* ASSIGNMENT
Give the records back exactly as written, but without the images.

>>

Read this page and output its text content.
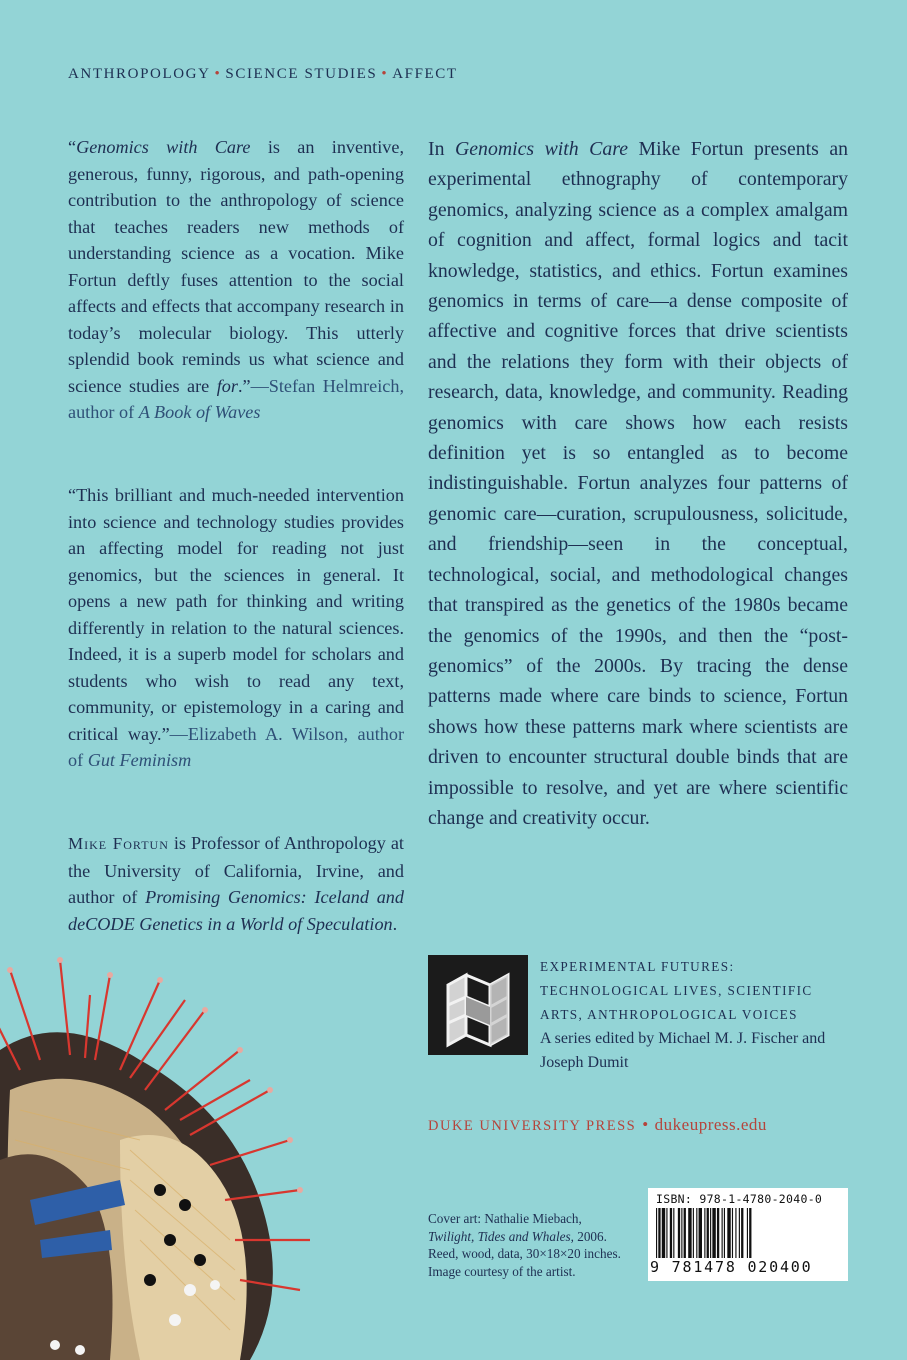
ANTHROPOLOGY • SCIENCE STUDIES • AFFECT
“Genomics with Care is an inventive, generous, funny, rigorous, and path-opening contribution to the anthropology of science that teaches readers new methods of understanding science as a vocation. Mike Fortun deftly fuses attention to the social affects and effects that accompany research in today’s molecular biology. This utterly splendid book reminds us what science and science studies are for.”—Stefan Helmreich, author of A Book of Waves
“This brilliant and much-needed intervention into science and technology studies provides an affecting model for reading not just genomics, but the sciences in general. It opens a new path for thinking and writing differently in relation to the natural sciences. Indeed, it is a superb model for scholars and students who wish to read any text, community, or epistemology in a caring and critical way.”—Elizabeth A. Wilson, author of Gut Feminism
Mike Fortun is Professor of Anthropology at the University of California, Irvine, and author of Promising Genomics: Iceland and deCODE Genetics in a World of Speculation.
In Genomics with Care Mike Fortun presents an experimental ethnography of contemporary genomics, analyzing science as a complex amalgam of cognition and affect, formal logics and tacit knowledge, statistics, and ethics. Fortun examines genomics in terms of care—a dense composite of affective and cognitive forces that drive scientists and the relations they form with their objects of research, data, knowledge, and community. Reading genomics with care shows how each resists definition yet is so entangled as to become indistinguishable. Fortun analyzes four patterns of genomic care—curation, scrupulousness, solicitude, and friendship—seen in the conceptual, technological, social, and methodological changes that transpired as the genetics of the 1980s became the genomics of the 1990s, and then the “post-genomics” of the 2000s. By tracing the dense patterns made where care binds to science, Fortun shows how these patterns mark where scientists are driven to encounter structural double binds that are impossible to resolve, and yet are where scientific change and creativity occur.
EXPERIMENTAL FUTURES: TECHNOLOGICAL LIVES, SCIENTIFIC ARTS, ANTHROPOLOGICAL VOICES
A series edited by Michael M. J. Fischer and Joseph Dumit
DUKE UNIVERSITY PRESS • dukeupress.edu
Cover art: Nathalie Miebach,
Twilight, Tides and Whales, 2006.
Reed, wood, data, 30×18×20 inches.
Image courtesy of the artist.
ISBN: 978-1-4780-2040-0
9 781478 020400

<<

* RESULT FOR THIS TASK
Read this page and output its text content.
ANTHROPOLOGY • SCIENCE STUDIES • AFFECT
“Genomics with Care is an inventive, generous, funny, rigorous, and path-opening contribution to the anthropology of science that teaches readers new methods of understanding science as a vocation. Mike Fortun deftly fuses attention to the social affects and effects that accompany research in today’s molecular biology. This utterly splendid book reminds us what science and science studies are for.”—Stefan Helmreich, author of A Book of Waves
“This brilliant and much-needed intervention into science and technology studies provides an affecting model for reading not just genomics, but the sciences in general. It opens a new path for thinking and writing differently in relation to the natural sciences. Indeed, it is a superb model for scholars and students who wish to read any text, community, or epistemology in a caring and critical way.”—Elizabeth A. Wilson, author of Gut Feminism
Mike Fortun is Professor of Anthropology at the University of California, Irvine, and author of Promising Genomics: Iceland and deCODE Genetics in a World of Speculation.
In Genomics with Care Mike Fortun presents an experimental ethnography of contemporary genomics, analyzing science as a complex amalgam of cognition and affect, formal logics and tacit knowledge, statistics, and ethics. Fortun examines genomics in terms of care—a dense composite of affective and cognitive forces that drive scientists and the relations they form with their objects of research, data, knowledge, and community. Reading genomics with care shows how each resists definition yet is so entangled as to become indistinguishable. Fortun analyzes four patterns of genomic care—curation, scrupulousness, solicitude, and friendship—seen in the conceptual, technological, social, and methodological changes that transpired as the genetics of the 1980s became the genomics of the 1990s, and then the “post-genomics” of the 2000s. By tracing the dense patterns made where care binds to science, Fortun shows how these patterns mark where scientists are driven to encounter structural double binds that are impossible to resolve, and yet are where scientific change and creativity occur.
EXPERIMENTAL FUTURES: TECHNOLOGICAL LIVES, SCIENTIFIC ARTS, ANTHROPOLOGICAL VOICES
A series edited by Michael M. J. Fischer and Joseph Dumit
DUKE UNIVERSITY PRESS • dukeupress.edu
Cover art: Nathalie Miebach,
Twilight, Tides and Whales, 2006.
Reed, wood, data, 30×18×20 inches.
Image courtesy of the artist.
ISBN: 978-1-4780-2040-0
9 781478 020400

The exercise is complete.